[The problem]:
Omit the pictures, then reproduce every remaining record exactly.

·····

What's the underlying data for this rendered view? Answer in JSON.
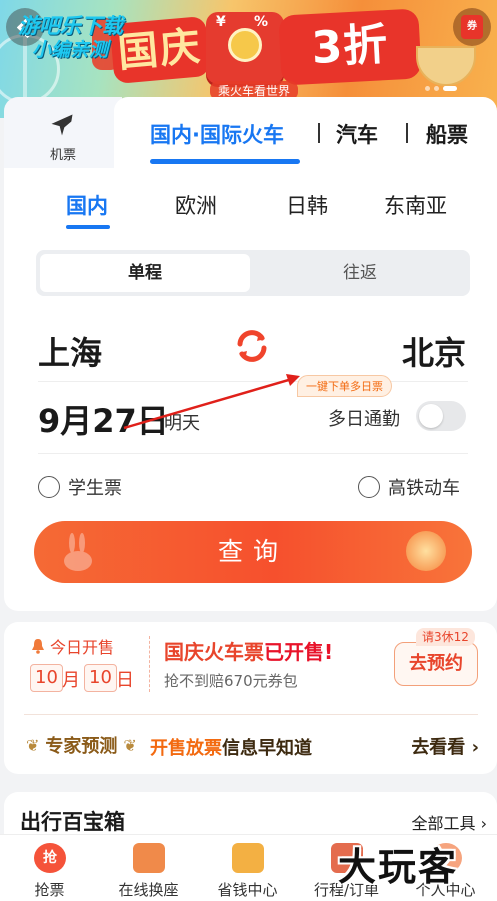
{
  "watermark": {
    "line1": "游吧乐下载",
    "line2": "小编亲测"
  },
  "banner": {
    "title_left": "国庆",
    "title_right": "3折GO",
    "subtitle": "乘火车看世界",
    "coupon_yen": "¥",
    "coupon_pct": "%",
    "gift_label": "券"
  },
  "transport_tabs": {
    "flight": "机票",
    "train": "国内·国际火车",
    "bus": "汽车",
    "ferry": "船票"
  },
  "regions": [
    "国内",
    "欧洲",
    "日韩",
    "东南亚"
  ],
  "trip_type": {
    "one_way": "单程",
    "round_trip": "往返"
  },
  "route": {
    "from": "上海",
    "to": "北京"
  },
  "multi_day_tip": "一键下单多日票",
  "date": {
    "value": "9月27日",
    "relative": "明天"
  },
  "commute_label": "多日通勤",
  "options": {
    "student": "学生票",
    "high_speed": "高铁动车"
  },
  "search_button": "查询",
  "sale": {
    "today_label": "今日开售",
    "date_month_num": "10",
    "date_month_char": "月",
    "date_day_num": "10",
    "date_day_char": "日",
    "headline_a": "国庆火车票",
    "headline_b": "已开售!",
    "sub": "抢不到赔670元券包",
    "reserve_tag": "请3休12",
    "reserve_button": "去预约",
    "expert": "专家预测",
    "info_a": "开售放票",
    "info_b": "信息早知道",
    "more": "去看看 ›"
  },
  "toolbox": {
    "title": "出行百宝箱",
    "all": "全部工具 ›"
  },
  "bottom_nav": [
    "抢票",
    "在线换座",
    "省钱中心",
    "行程/订单",
    "个人中心"
  ],
  "brand_watermark": "大玩客",
  "colors": {
    "accent": "#1877f2",
    "orange": "#f6502d",
    "sale_red": "#e8452c"
  }
}
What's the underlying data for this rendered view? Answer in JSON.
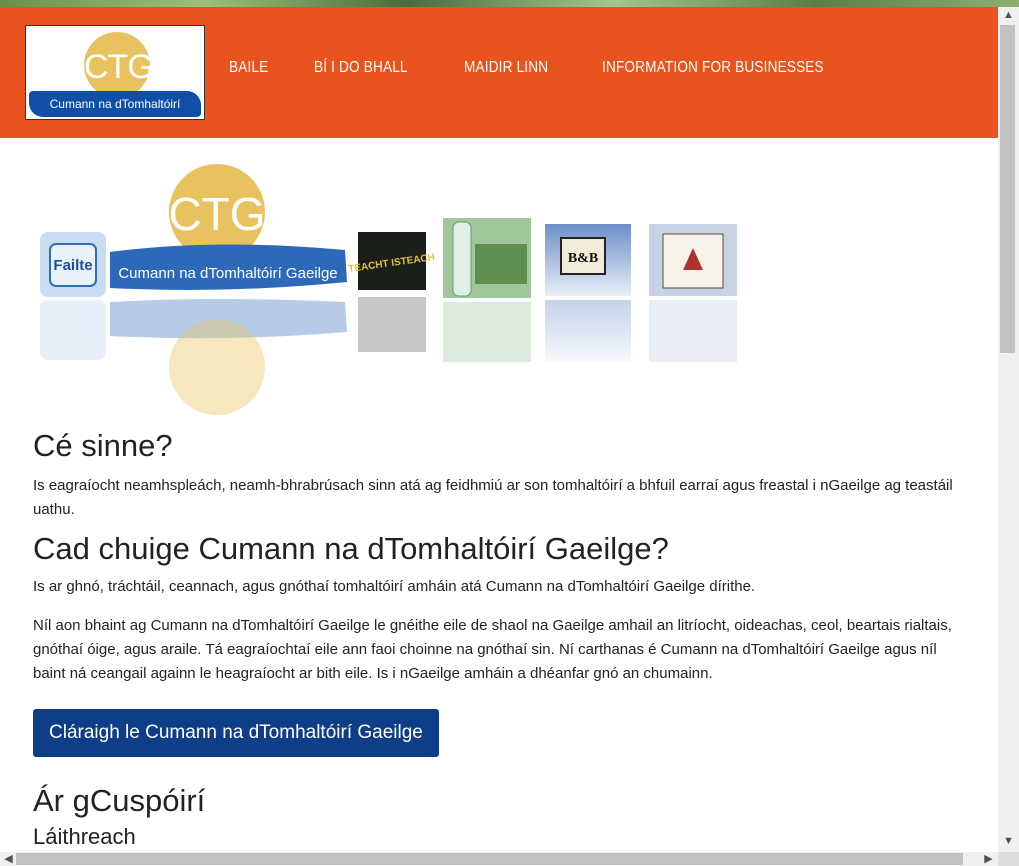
{
  "logo": {
    "mark_text": "CTG",
    "org_name": "Cumann na dTomhaltóirí Gaeilge"
  },
  "nav": {
    "items": [
      "BAILE",
      "BÍ I DO BHALL",
      "MAIDIR LINN",
      "INFORMATION FOR BUSINESSES"
    ]
  },
  "banner": {
    "ctg_text": "CTG",
    "org_name": "Cumann na dTomhaltóirí Gaeilge",
    "failte_text": "Failte",
    "teacht_text": "TEACHT ISTEACH",
    "bnb_text": "B&B"
  },
  "sections": {
    "who_heading": "Cé sinne?",
    "who_text": "Is eagraíocht neamhspleách, neamh-bhrabrúsach sinn atá ag feidhmiú ar son tomhaltóirí a bhfuil earraí agus freastal i nGaeilge ag teastáil uathu.",
    "why_heading": "Cad chuige Cumann na dTomhaltóirí Gaeilge?",
    "why_text_1": "Is ar ghnó, tráchtáil, ceannach, agus gnóthaí tomhaltóirí amháin atá Cumann na dTomhaltóirí Gaeilge dírithe.",
    "why_text_2": "Níl aon bhaint ag Cumann na dTomhaltóirí Gaeilge le gnéithe eile de shaol na Gaeilge amhail an litríocht, oideachas, ceol, beartais rialtais, gnóthaí óige, agus araile. Tá eagraíochtaí eile ann faoi choinne na gnóthaí sin. Ní carthanas é Cumann na dTomhaltóirí Gaeilge agus níl baint ná ceangail againn le heagraíocht ar bith eile. Is i nGaeilge amháin a dhéanfar gnó an chumainn.",
    "register_button": "Cláraigh le Cumann na dTomhaltóirí Gaeilge",
    "aims_heading": "Ár gCuspóirí",
    "aims_sub": "Láithreach"
  },
  "colors": {
    "header_bg": "#e9531d",
    "button_bg": "#0e3e87",
    "logo_gold": "#e8c25e",
    "logo_blue": "#0f4fa8"
  }
}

·····

[Solved exercise]:
What's the underlying data for this rendered view? Answer in JSON.
{
  "watermark": {
    "line1": "游吧乐下载",
    "line2": "小编亲测"
  },
  "banner": {
    "title_left": "国庆",
    "title_right": "3折GO",
    "subtitle": "乘火车看世界",
    "coupon_yen": "¥",
    "coupon_pct": "%",
    "gift_label": "券"
  },
  "transport_tabs": {
    "flight": "机票",
    "train": "国内·国际火车",
    "bus": "汽车",
    "ferry": "船票"
  },
  "regions": [
    "国内",
    "欧洲",
    "日韩",
    "东南亚"
  ],
  "trip_type": {
    "one_way": "单程",
    "round_trip": "往返"
  },
  "route": {
    "from": "上海",
    "to": "北京"
  },
  "multi_day_tip": "一键下单多日票",
  "date": {
    "value": "9月27日",
    "relative": "明天"
  },
  "commute_label": "多日通勤",
  "options": {
    "student": "学生票",
    "high_speed": "高铁动车"
  },
  "search_button": "查询",
  "sale": {
    "today_label": "今日开售",
    "date_month_num": "10",
    "date_month_char": "月",
    "date_day_num": "10",
    "date_day_char": "日",
    "headline_a": "国庆火车票",
    "headline_b": "已开售!",
    "sub": "抢不到赔670元券包",
    "reserve_tag": "请3休12",
    "reserve_button": "去预约",
    "expert": "专家预测",
    "info_a": "开售放票",
    "info_b": "信息早知道",
    "more": "去看看 ›"
  },
  "toolbox": {
    "title": "出行百宝箱",
    "all": "全部工具 ›"
  },
  "bottom_nav": [
    "抢票",
    "在线换座",
    "省钱中心",
    "行程/订单",
    "个人中心"
  ],
  "brand_watermark": "大玩客",
  "colors": {
    "accent": "#1877f2",
    "orange": "#f6502d",
    "sale_red": "#e8452c"
  }
}
What's the underlying data for this rendered view? Answer in JSON.
{
  "logo": {
    "mark_text": "CTG",
    "org_name": "Cumann na dTomhaltóirí Gaeilge"
  },
  "nav": {
    "items": [
      "BAILE",
      "BÍ I DO BHALL",
      "MAIDIR LINN",
      "INFORMATION FOR BUSINESSES"
    ]
  },
  "banner": {
    "ctg_text": "CTG",
    "org_name": "Cumann na dTomhaltóirí Gaeilge",
    "failte_text": "Failte",
    "teacht_text": "TEACHT ISTEACH",
    "bnb_text": "B&B"
  },
  "sections": {
    "who_heading": "Cé sinne?",
    "who_text": "Is eagraíocht neamhspleách, neamh-bhrabrúsach sinn atá ag feidhmiú ar son tomhaltóirí a bhfuil earraí agus freastal i nGaeilge ag teastáil uathu.",
    "why_heading": "Cad chuige Cumann na dTomhaltóirí Gaeilge?",
    "why_text_1": "Is ar ghnó, tráchtáil, ceannach, agus gnóthaí tomhaltóirí amháin atá Cumann na dTomhaltóirí Gaeilge dírithe.",
    "why_text_2": "Níl aon bhaint ag Cumann na dTomhaltóirí Gaeilge le gnéithe eile de shaol na Gaeilge amhail an litríocht, oideachas, ceol, beartais rialtais, gnóthaí óige, agus araile. Tá eagraíochtaí eile ann faoi choinne na gnóthaí sin. Ní carthanas é Cumann na dTomhaltóirí Gaeilge agus níl baint ná ceangail againn le heagraíocht ar bith eile. Is i nGaeilge amháin a dhéanfar gnó an chumainn.",
    "register_button": "Cláraigh le Cumann na dTomhaltóirí Gaeilge",
    "aims_heading": "Ár gCuspóirí",
    "aims_sub": "Láithreach"
  },
  "colors": {
    "header_bg": "#e9531d",
    "button_bg": "#0e3e87",
    "logo_gold": "#e8c25e",
    "logo_blue": "#0f4fa8"
  }
}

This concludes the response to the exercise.